>> BEGIN LISTED ENTRIES

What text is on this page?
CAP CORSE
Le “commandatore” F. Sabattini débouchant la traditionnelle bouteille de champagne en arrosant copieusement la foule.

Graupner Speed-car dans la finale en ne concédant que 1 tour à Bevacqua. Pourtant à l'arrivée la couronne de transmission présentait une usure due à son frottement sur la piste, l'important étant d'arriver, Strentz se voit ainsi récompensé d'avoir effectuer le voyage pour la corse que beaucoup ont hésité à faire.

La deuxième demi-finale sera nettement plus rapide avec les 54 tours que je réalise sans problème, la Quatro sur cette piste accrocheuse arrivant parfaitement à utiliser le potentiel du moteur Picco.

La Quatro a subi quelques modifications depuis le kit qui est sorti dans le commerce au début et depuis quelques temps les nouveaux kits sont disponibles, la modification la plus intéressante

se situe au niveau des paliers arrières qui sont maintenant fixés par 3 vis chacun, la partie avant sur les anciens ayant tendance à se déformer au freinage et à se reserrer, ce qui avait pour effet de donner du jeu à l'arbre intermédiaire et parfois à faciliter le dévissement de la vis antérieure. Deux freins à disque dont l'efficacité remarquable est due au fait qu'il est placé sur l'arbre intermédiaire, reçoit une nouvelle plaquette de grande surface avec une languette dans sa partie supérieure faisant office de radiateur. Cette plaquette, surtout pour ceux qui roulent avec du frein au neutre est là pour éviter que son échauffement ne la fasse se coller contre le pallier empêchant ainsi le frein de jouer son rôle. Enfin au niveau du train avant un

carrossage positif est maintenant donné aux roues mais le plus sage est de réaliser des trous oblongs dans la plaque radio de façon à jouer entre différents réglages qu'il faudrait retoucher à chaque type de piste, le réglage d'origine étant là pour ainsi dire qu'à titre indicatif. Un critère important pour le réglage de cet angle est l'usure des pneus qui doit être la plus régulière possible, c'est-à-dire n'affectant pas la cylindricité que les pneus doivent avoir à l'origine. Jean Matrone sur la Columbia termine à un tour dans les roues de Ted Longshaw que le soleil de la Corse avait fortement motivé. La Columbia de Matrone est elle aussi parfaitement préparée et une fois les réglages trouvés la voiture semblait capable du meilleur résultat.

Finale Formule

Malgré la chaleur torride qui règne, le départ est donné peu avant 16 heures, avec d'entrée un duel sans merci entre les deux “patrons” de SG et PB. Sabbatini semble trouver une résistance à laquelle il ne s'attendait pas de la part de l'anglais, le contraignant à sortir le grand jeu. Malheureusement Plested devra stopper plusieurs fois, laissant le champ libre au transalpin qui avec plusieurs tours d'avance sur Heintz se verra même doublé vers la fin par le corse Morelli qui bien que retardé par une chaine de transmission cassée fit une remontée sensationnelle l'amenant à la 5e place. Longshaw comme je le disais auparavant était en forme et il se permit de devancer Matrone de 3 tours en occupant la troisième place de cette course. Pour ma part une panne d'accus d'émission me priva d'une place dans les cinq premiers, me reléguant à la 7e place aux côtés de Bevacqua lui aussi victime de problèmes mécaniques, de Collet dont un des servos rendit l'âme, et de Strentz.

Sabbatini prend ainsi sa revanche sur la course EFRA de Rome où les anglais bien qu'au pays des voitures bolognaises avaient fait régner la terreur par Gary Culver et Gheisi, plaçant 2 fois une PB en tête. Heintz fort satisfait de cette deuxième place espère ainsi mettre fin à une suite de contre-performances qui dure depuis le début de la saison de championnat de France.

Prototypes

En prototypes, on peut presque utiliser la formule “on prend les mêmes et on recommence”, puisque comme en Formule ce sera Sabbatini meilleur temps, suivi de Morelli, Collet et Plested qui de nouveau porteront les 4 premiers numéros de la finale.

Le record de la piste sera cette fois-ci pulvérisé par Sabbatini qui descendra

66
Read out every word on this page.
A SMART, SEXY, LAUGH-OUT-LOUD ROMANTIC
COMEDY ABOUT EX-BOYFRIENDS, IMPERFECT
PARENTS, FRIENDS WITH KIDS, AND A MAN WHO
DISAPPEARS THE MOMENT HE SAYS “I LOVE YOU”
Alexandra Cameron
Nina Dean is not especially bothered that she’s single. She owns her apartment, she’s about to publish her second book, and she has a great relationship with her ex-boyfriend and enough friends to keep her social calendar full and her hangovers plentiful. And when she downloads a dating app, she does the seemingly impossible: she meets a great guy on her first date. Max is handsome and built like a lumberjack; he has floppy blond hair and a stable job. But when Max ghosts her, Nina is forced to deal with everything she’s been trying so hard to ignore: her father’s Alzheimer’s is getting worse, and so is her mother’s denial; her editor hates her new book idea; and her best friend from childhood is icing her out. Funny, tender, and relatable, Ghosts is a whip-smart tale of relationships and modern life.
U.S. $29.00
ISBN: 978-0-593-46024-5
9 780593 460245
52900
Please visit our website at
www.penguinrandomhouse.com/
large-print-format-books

>> END LISTED ENTRIES

▶ [THE EXERCISE] Every entry must be quoted exactly as it appears above.

▶ [REPLY TO THE TASK]
What text is on this page?
CAP CORSE
Le “commandatore” F. Sabattini débouchant la traditionnelle bouteille de champagne en arrosant copieusement la foule.

Graupner Speed-car dans la finale en ne concédant que 1 tour à Bevacqua. Pourtant à l'arrivée la couronne de transmission présentait une usure due à son frottement sur la piste, l'important étant d'arriver, Strentz se voit ainsi récompensé d'avoir effectuer le voyage pour la corse que beaucoup ont hésité à faire.

La deuxième demi-finale sera nettement plus rapide avec les 54 tours que je réalise sans problème, la Quatro sur cette piste accrocheuse arrivant parfaitement à utiliser le potentiel du moteur Picco.

La Quatro a subi quelques modifications depuis le kit qui est sorti dans le commerce au début et depuis quelques temps les nouveaux kits sont disponibles, la modification la plus intéressante

se situe au niveau des paliers arrières qui sont maintenant fixés par 3 vis chacun, la partie avant sur les anciens ayant tendance à se déformer au freinage et à se reserrer, ce qui avait pour effet de donner du jeu à l'arbre intermédiaire et parfois à faciliter le dévissement de la vis antérieure. Deux freins à disque dont l'efficacité remarquable est due au fait qu'il est placé sur l'arbre intermédiaire, reçoit une nouvelle plaquette de grande surface avec une languette dans sa partie supérieure faisant office de radiateur. Cette plaquette, surtout pour ceux qui roulent avec du frein au neutre est là pour éviter que son échauffement ne la fasse se coller contre le pallier empêchant ainsi le frein de jouer son rôle. Enfin au niveau du train avant un

carrossage positif est maintenant donné aux roues mais le plus sage est de réaliser des trous oblongs dans la plaque radio de façon à jouer entre différents réglages qu'il faudrait retoucher à chaque type de piste, le réglage d'origine étant là pour ainsi dire qu'à titre indicatif. Un critère important pour le réglage de cet angle est l'usure des pneus qui doit être la plus régulière possible, c'est-à-dire n'affectant pas la cylindricité que les pneus doivent avoir à l'origine. Jean Matrone sur la Columbia termine à un tour dans les roues de Ted Longshaw que le soleil de la Corse avait fortement motivé. La Columbia de Matrone est elle aussi parfaitement préparée et une fois les réglages trouvés la voiture semblait capable du meilleur résultat.

Finale Formule

Malgré la chaleur torride qui règne, le départ est donné peu avant 16 heures, avec d'entrée un duel sans merci entre les deux “patrons” de SG et PB. Sabbatini semble trouver une résistance à laquelle il ne s'attendait pas de la part de l'anglais, le contraignant à sortir le grand jeu. Malheureusement Plested devra stopper plusieurs fois, laissant le champ libre au transalpin qui avec plusieurs tours d'avance sur Heintz se verra même doublé vers la fin par le corse Morelli qui bien que retardé par une chaine de transmission cassée fit une remontée sensationnelle l'amenant à la 5e place. Longshaw comme je le disais auparavant était en forme et il se permit de devancer Matrone de 3 tours en occupant la troisième place de cette course. Pour ma part une panne d'accus d'émission me priva d'une place dans les cinq premiers, me reléguant à la 7e place aux côtés de Bevacqua lui aussi victime de problèmes mécaniques, de Collet dont un des servos rendit l'âme, et de Strentz.

Sabbatini prend ainsi sa revanche sur la course EFRA de Rome où les anglais bien qu'au pays des voitures bolognaises avaient fait régner la terreur par Gary Culver et Gheisi, plaçant 2 fois une PB en tête. Heintz fort satisfait de cette deuxième place espère ainsi mettre fin à une suite de contre-performances qui dure depuis le début de la saison de championnat de France.

Prototypes

En prototypes, on peut presque utiliser la formule “on prend les mêmes et on recommence”, puisque comme en Formule ce sera Sabbatini meilleur temps, suivi de Morelli, Collet et Plested qui de nouveau porteront les 4 premiers numéros de la finale.

Le record de la piste sera cette fois-ci pulvérisé par Sabbatini qui descendra

66
Read out every word on this page.
A SMART, SEXY, LAUGH-OUT-LOUD ROMANTIC
COMEDY ABOUT EX-BOYFRIENDS, IMPERFECT
PARENTS, FRIENDS WITH KIDS, AND A MAN WHO
DISAPPEARS THE MOMENT HE SAYS “I LOVE YOU”
Alexandra Cameron
Nina Dean is not especially bothered that she’s single. She owns her apartment, she’s about to publish her second book, and she has a great relationship with her ex-boyfriend and enough friends to keep her social calendar full and her hangovers plentiful. And when she downloads a dating app, she does the seemingly impossible: she meets a great guy on her first date. Max is handsome and built like a lumberjack; he has floppy blond hair and a stable job. But when Max ghosts her, Nina is forced to deal with everything she’s been trying so hard to ignore: her father’s Alzheimer’s is getting worse, and so is her mother’s denial; her editor hates her new book idea; and her best friend from childhood is icing her out. Funny, tender, and relatable, Ghosts is a whip-smart tale of relationships and modern life.
U.S. $29.00
ISBN: 978-0-593-46024-5
9 780593 460245
52900
Please visit our website at
www.penguinrandomhouse.com/
large-print-format-books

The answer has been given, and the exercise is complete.